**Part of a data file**
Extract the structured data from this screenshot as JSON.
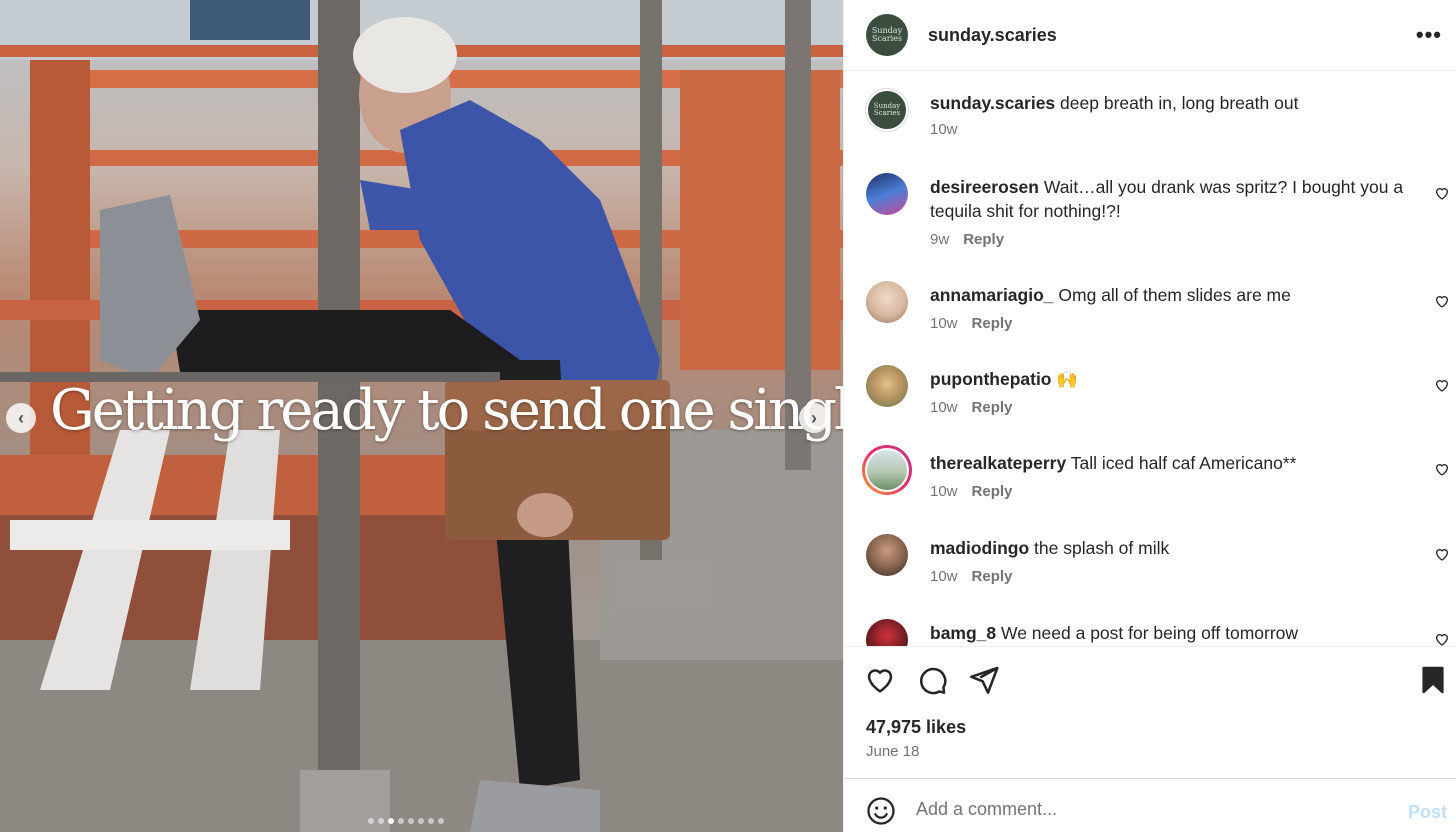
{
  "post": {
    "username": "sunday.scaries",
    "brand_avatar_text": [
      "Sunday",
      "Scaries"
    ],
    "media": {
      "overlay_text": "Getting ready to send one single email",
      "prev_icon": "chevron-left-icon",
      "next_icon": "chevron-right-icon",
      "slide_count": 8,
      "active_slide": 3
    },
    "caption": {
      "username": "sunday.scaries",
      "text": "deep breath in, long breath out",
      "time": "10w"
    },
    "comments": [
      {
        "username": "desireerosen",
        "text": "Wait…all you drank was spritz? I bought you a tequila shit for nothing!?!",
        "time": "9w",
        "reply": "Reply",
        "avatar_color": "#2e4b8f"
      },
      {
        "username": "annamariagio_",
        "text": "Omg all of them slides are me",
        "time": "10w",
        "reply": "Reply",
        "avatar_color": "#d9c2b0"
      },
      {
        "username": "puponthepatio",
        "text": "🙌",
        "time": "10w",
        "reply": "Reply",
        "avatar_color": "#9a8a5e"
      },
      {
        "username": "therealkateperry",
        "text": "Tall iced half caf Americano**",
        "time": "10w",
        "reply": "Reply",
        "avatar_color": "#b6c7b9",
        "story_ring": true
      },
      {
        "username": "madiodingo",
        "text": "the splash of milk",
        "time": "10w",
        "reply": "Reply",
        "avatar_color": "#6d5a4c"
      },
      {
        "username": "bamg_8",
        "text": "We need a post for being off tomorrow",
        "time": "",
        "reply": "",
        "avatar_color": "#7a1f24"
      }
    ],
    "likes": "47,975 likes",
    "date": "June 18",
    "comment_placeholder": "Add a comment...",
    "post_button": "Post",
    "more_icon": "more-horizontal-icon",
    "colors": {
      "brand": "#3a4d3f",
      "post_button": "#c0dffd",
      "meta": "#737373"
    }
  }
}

**What the task requires**
Collect the complete line wherever the string "icon" appears in the records.

**Written answer**
      "prev_icon": "chevron-left-icon",
      "next_icon": "chevron-right-icon",
    "more_icon": "more-horizontal-icon",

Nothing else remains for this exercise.